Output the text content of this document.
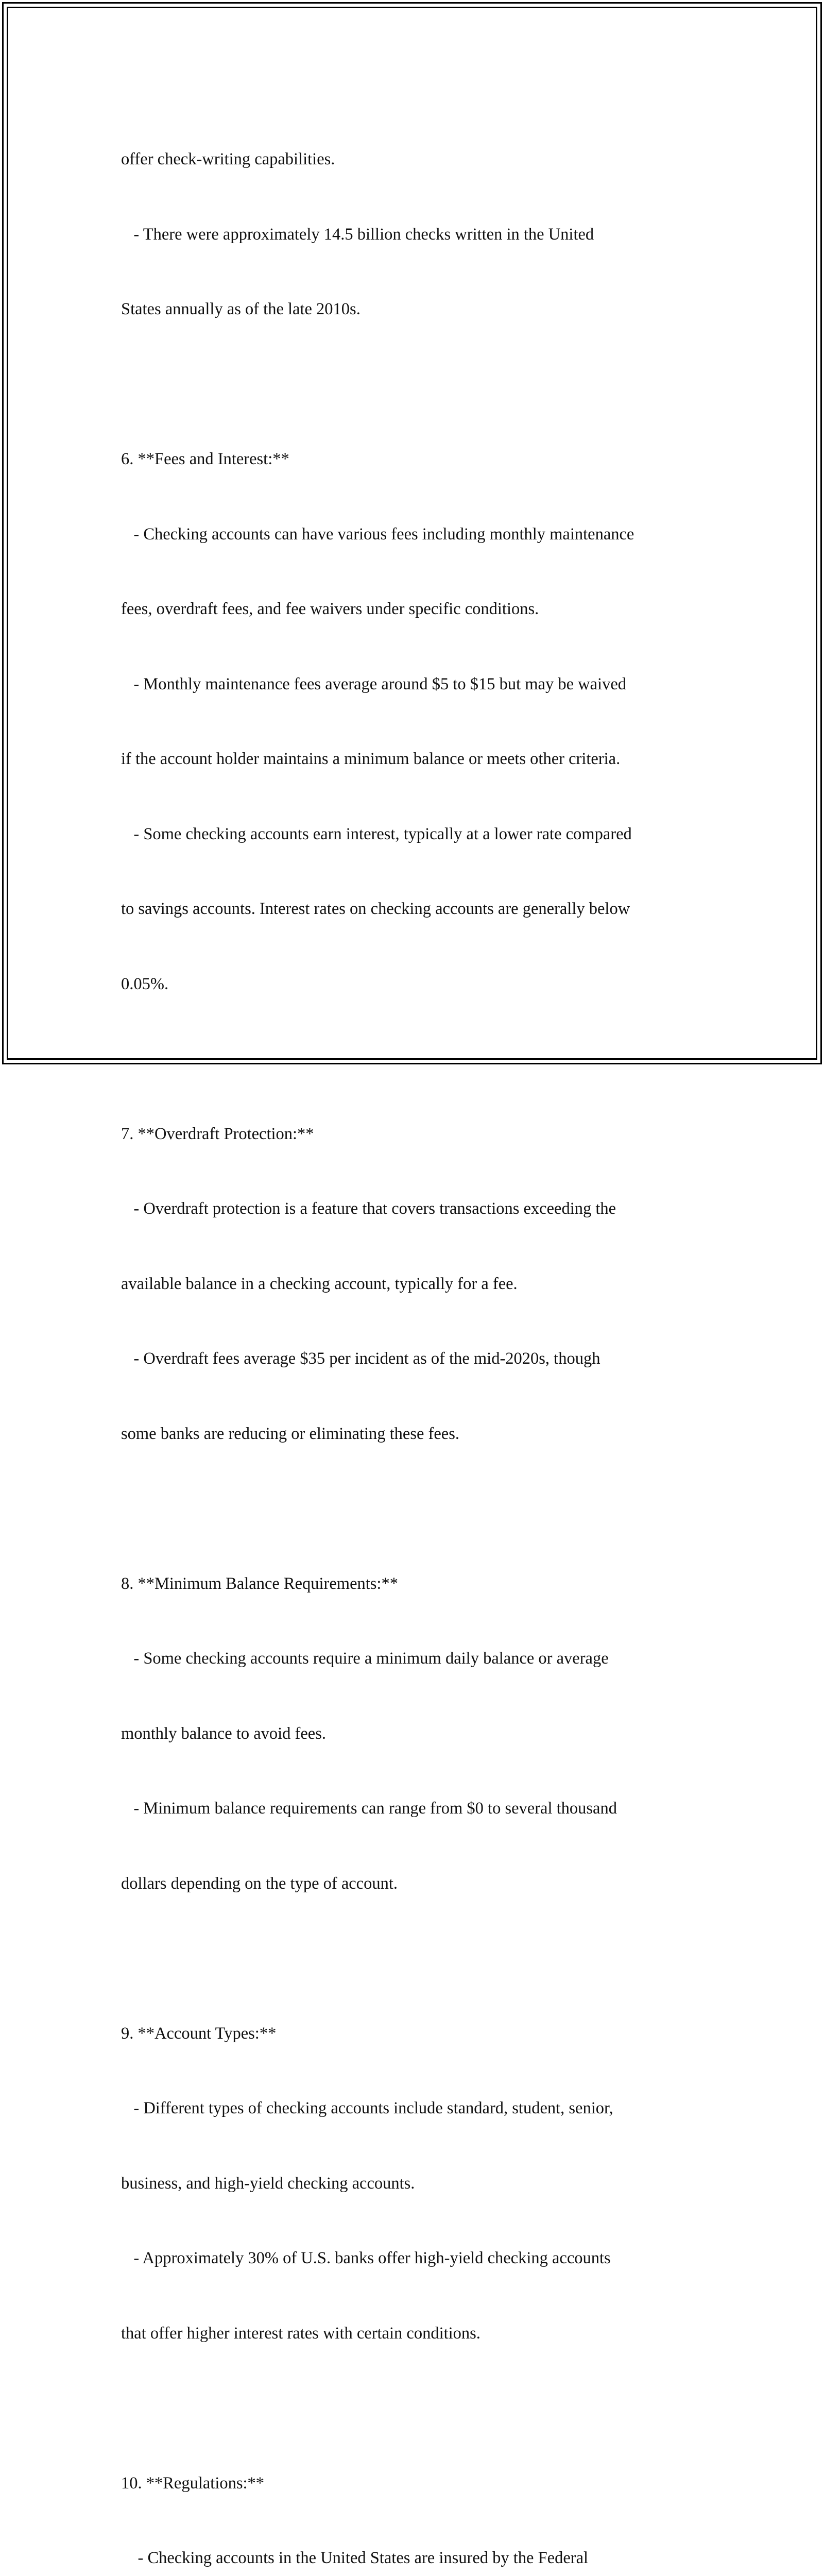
offer check-writing capabilities.

- There were approximately 14.5 billion checks written in the United

States annually as of the late 2010s.

6. **Fees and Interest:**

- Checking accounts can have various fees including monthly maintenance

fees, overdraft fees, and fee waivers under specific conditions.

- Monthly maintenance fees average around $5 to $15 but may be waived

if the account holder maintains a minimum balance or meets other criteria.

- Some checking accounts earn interest, typically at a lower rate compared

to savings accounts. Interest rates on checking accounts are generally below

0.05%.

7. **Overdraft Protection:**

- Overdraft protection is a feature that covers transactions exceeding the

available balance in a checking account, typically for a fee.

- Overdraft fees average $35 per incident as of the mid-2020s, though

some banks are reducing or eliminating these fees.

8. **Minimum Balance Requirements:**

- Some checking accounts require a minimum daily balance or average

monthly balance to avoid fees.

- Minimum balance requirements can range from $0 to several thousand

dollars depending on the type of account.

9. **Account Types:**

- Different types of checking accounts include standard, student, senior,

business, and high-yield checking accounts.

- Approximately 30% of U.S. banks offer high-yield checking accounts

that offer higher interest rates with certain conditions.

10. **Regulations:**

- Checking accounts in the United States are insured by the Federal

> [WHAT THE EXERCISE ASKS]
Using the listing above, work out how many of its lines include "yield", and give only the result.

> [ANSWER TO THIS EXERCISE]
2